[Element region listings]
== == ==

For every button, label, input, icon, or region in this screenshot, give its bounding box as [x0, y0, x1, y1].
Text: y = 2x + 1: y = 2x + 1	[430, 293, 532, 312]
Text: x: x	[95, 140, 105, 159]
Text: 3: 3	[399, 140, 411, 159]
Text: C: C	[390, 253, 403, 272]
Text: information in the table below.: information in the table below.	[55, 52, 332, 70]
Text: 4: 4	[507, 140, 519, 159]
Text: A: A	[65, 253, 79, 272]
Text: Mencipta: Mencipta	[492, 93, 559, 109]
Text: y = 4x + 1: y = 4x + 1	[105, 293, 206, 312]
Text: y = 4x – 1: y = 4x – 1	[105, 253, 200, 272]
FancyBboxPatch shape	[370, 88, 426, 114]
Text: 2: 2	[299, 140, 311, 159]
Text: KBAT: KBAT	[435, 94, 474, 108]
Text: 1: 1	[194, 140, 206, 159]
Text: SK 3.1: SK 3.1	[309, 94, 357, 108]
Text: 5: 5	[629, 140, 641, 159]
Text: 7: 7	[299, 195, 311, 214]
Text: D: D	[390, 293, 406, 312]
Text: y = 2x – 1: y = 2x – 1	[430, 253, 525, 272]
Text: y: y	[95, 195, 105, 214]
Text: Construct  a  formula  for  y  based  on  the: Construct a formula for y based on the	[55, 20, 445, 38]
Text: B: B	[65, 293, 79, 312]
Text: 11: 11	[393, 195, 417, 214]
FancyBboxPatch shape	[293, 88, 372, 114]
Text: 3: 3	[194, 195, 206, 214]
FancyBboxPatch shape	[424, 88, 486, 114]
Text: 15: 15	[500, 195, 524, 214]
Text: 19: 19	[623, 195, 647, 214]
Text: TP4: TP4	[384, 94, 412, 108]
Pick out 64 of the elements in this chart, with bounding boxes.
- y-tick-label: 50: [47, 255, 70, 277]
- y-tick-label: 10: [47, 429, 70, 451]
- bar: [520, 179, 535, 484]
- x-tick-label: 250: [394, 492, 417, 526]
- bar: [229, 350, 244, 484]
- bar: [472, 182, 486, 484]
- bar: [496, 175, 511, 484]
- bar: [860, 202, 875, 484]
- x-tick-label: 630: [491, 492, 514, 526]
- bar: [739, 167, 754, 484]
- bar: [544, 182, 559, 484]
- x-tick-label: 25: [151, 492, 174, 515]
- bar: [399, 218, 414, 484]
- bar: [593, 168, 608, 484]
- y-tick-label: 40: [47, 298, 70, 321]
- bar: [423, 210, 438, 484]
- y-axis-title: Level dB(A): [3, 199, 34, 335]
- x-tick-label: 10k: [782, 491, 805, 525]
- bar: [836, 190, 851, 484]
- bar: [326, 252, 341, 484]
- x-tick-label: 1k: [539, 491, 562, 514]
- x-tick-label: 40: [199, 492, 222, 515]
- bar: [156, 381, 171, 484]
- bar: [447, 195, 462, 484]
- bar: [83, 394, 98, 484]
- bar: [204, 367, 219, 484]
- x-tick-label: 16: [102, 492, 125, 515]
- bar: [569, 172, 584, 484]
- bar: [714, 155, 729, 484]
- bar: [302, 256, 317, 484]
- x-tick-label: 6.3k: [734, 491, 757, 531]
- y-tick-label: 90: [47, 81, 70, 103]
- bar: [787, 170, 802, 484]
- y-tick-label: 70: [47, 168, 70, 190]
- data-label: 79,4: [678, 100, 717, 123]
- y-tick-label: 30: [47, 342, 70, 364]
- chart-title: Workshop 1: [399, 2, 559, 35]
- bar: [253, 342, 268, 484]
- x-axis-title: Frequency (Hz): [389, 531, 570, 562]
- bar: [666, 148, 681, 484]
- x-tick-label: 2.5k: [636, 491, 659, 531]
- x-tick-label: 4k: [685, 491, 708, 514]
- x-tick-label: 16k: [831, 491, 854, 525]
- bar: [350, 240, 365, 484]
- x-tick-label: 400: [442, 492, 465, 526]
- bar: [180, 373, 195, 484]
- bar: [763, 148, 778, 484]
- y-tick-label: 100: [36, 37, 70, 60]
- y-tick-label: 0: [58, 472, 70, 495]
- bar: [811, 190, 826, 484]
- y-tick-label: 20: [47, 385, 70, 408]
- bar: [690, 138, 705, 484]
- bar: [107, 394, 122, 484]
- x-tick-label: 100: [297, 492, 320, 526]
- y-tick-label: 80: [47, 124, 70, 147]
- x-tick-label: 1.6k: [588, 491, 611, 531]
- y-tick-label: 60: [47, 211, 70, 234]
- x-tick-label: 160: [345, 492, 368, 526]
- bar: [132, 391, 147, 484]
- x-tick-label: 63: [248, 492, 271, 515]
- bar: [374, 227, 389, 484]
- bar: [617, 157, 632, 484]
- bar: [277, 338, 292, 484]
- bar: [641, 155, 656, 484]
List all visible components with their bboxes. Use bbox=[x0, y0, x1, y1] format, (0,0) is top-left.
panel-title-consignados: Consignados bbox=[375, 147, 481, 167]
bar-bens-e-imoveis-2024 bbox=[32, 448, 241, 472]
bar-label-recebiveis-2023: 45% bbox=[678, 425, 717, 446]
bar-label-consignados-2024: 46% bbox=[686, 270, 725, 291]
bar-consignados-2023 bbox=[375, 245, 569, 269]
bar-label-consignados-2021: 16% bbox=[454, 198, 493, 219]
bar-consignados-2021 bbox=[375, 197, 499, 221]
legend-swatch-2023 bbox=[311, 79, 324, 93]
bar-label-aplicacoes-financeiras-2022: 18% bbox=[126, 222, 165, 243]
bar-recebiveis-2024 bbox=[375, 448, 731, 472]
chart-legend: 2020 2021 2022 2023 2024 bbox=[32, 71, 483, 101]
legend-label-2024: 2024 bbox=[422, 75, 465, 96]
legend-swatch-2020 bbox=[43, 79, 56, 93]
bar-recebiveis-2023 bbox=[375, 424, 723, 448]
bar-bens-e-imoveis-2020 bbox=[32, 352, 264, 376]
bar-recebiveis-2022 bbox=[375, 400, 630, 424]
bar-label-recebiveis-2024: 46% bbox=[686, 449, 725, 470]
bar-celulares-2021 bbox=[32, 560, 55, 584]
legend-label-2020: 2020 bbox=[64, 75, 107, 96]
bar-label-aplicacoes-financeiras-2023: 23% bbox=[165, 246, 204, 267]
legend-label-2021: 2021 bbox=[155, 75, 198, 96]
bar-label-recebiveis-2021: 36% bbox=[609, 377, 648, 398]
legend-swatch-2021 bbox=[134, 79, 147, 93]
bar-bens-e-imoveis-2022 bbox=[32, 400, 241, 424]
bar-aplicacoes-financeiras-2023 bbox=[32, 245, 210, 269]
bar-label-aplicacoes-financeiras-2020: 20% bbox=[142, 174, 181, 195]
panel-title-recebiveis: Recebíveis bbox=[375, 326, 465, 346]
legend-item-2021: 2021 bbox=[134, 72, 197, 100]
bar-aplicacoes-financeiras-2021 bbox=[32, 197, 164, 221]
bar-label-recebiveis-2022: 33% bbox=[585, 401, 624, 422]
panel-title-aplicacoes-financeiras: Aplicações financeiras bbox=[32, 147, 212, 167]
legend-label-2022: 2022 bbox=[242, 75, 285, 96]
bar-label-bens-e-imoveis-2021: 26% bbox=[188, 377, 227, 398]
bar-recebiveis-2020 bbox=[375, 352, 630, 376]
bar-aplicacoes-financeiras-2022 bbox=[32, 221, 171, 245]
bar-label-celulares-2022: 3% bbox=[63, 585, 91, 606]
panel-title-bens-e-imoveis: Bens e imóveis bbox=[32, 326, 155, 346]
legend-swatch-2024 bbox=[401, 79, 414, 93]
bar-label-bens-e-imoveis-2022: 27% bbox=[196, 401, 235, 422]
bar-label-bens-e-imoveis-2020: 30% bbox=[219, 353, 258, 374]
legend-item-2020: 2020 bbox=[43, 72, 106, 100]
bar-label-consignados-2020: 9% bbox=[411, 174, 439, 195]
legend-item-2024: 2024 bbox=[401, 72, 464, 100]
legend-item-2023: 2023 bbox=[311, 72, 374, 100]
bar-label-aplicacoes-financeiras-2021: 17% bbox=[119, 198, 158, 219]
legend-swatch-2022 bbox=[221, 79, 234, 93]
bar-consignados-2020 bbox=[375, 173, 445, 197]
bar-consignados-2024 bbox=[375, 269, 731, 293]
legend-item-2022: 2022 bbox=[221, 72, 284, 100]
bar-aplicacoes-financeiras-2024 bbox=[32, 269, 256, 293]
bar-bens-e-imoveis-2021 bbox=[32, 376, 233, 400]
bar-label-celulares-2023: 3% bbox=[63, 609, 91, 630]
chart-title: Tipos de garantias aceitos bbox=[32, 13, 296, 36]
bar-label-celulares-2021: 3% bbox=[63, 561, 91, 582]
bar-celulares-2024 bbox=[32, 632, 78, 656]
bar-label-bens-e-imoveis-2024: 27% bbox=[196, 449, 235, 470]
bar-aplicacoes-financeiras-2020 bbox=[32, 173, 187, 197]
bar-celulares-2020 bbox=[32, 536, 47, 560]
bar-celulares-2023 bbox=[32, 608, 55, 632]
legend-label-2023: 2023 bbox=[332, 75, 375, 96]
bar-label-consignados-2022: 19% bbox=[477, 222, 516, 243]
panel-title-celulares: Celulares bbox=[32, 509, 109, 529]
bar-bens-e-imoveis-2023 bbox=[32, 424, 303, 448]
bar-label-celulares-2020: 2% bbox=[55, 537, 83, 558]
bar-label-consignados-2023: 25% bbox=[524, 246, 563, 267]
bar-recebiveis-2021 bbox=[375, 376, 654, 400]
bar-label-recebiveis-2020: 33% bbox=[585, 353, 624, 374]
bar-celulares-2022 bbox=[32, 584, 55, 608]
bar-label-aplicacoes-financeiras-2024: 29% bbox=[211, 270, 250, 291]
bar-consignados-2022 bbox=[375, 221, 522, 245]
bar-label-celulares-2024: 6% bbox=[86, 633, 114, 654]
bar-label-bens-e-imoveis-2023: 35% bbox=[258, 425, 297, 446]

== == ==

▶ What is required
Format the stretch from the start of the records through the line that contains "88, 372, 114]" as a JSON list of strings, one string per line, leaving out blank lines.

▶ Task answer
[
  "For every button, label, input, icon, or region in this screenshot, give its bounding box as [x0, y0, x1, y1].",
  "Text: y = 2x + 1: y = 2x + 1\t[430, 293, 532, 312]",
  "Text: x: x\t[95, 140, 105, 159]",
  "Text: 3: 3\t[399, 140, 411, 159]",
  "Text: C: C\t[390, 253, 403, 272]",
  "Text: information in the table below.: information in the table below.\t[55, 52, 332, 70]",
  "Text: 4: 4\t[507, 140, 519, 159]",
  "Text: A: A\t[65, 253, 79, 272]",
  "Text: Mencipta: Mencipta\t[492, 93, 559, 109]",
  "Text: y = 4x + 1: y = 4x + 1\t[105, 293, 206, 312]",
  "Text: y = 4x – 1: y = 4x – 1\t[105, 253, 200, 272]",
  "FancyBboxPatch shape\t[370, 88, 426, 114]",
  "Text: 2: 2\t[299, 140, 311, 159]",
  "Text: KBAT: KBAT\t[435, 94, 474, 108]",
  "Text: 1: 1\t[194, 140, 206, 159]",
  "Text: SK 3.1: SK 3.1\t[309, 94, 357, 108]",
  "Text: 5: 5\t[629, 140, 641, 159]",
  "Text: 7: 7\t[299, 195, 311, 214]",
  "Text: D: D\t[390, 293, 406, 312]",
  "Text: y = 2x – 1: y = 2x – 1\t[430, 253, 525, 272]",
  "Text: y: y\t[95, 195, 105, 214]",
  "Text: Construct  a  formula  for  y  based  on  the: Construct a formula for y based on the\t[55, 20, 445, 38]",
  "Text: B: B\t[65, 293, 79, 312]",
  "Text: 11: 11\t[393, 195, 417, 214]",
  "FancyBboxPatch shape\t[293, 88, 372, 114]"
]